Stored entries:
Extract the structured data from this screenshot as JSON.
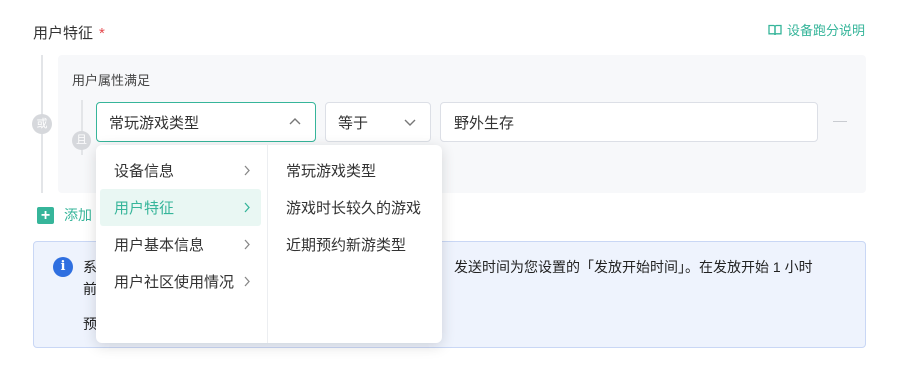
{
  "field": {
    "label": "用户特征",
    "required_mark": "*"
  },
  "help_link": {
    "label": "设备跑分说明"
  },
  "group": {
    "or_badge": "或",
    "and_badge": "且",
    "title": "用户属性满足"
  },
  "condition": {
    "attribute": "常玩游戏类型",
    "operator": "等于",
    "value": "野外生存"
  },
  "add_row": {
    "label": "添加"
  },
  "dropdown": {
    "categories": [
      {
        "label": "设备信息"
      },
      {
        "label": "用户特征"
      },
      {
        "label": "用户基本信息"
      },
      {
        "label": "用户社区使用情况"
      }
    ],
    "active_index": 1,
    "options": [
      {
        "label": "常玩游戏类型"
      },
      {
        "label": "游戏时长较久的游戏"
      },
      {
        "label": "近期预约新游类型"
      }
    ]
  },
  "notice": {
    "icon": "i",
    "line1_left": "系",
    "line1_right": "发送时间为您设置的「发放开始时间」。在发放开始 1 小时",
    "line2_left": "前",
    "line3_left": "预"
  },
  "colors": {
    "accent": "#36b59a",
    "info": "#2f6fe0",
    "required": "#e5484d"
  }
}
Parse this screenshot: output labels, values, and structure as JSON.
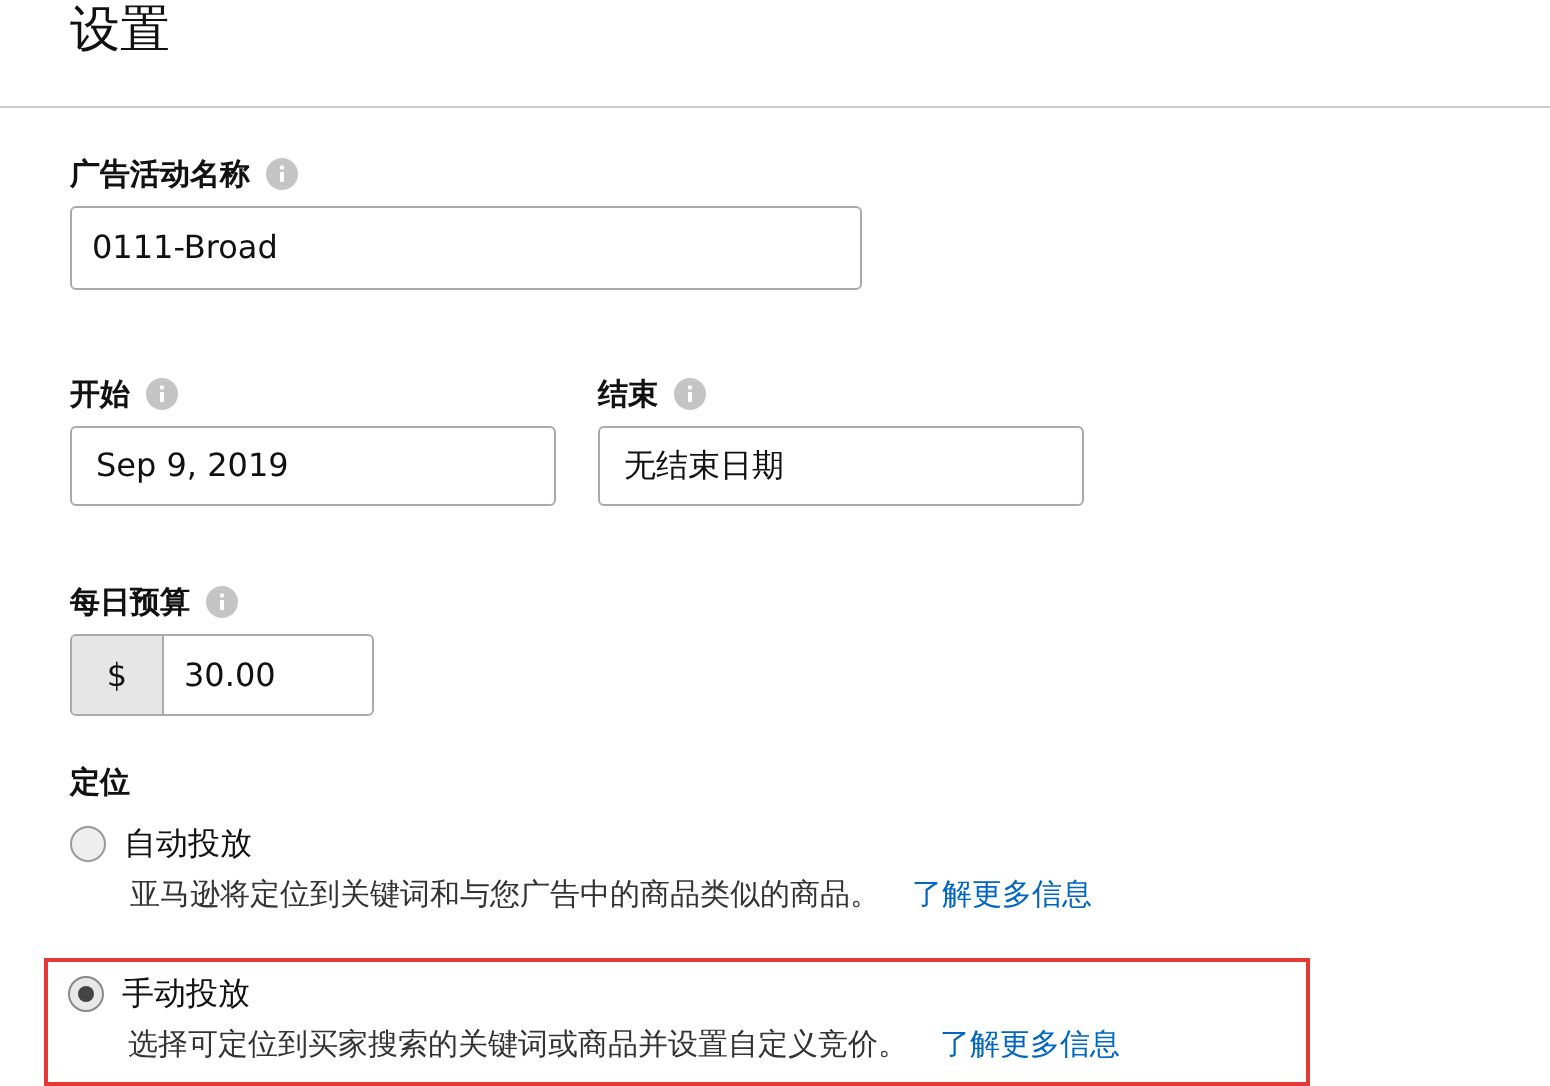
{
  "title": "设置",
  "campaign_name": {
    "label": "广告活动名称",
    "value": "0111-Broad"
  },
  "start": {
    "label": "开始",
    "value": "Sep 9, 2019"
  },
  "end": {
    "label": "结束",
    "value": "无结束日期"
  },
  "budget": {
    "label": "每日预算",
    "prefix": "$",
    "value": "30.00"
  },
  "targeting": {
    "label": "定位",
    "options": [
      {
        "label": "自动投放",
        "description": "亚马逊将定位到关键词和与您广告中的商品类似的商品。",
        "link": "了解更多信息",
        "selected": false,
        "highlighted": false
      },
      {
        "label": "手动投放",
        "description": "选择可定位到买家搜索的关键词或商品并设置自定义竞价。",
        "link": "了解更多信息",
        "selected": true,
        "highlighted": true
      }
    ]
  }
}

▶ [GIVEN TASK]
Among the lines above, count those containing the word "JSON" and give nothing but the result.

▶ [ANSWER TO THIS EXERCISE]
2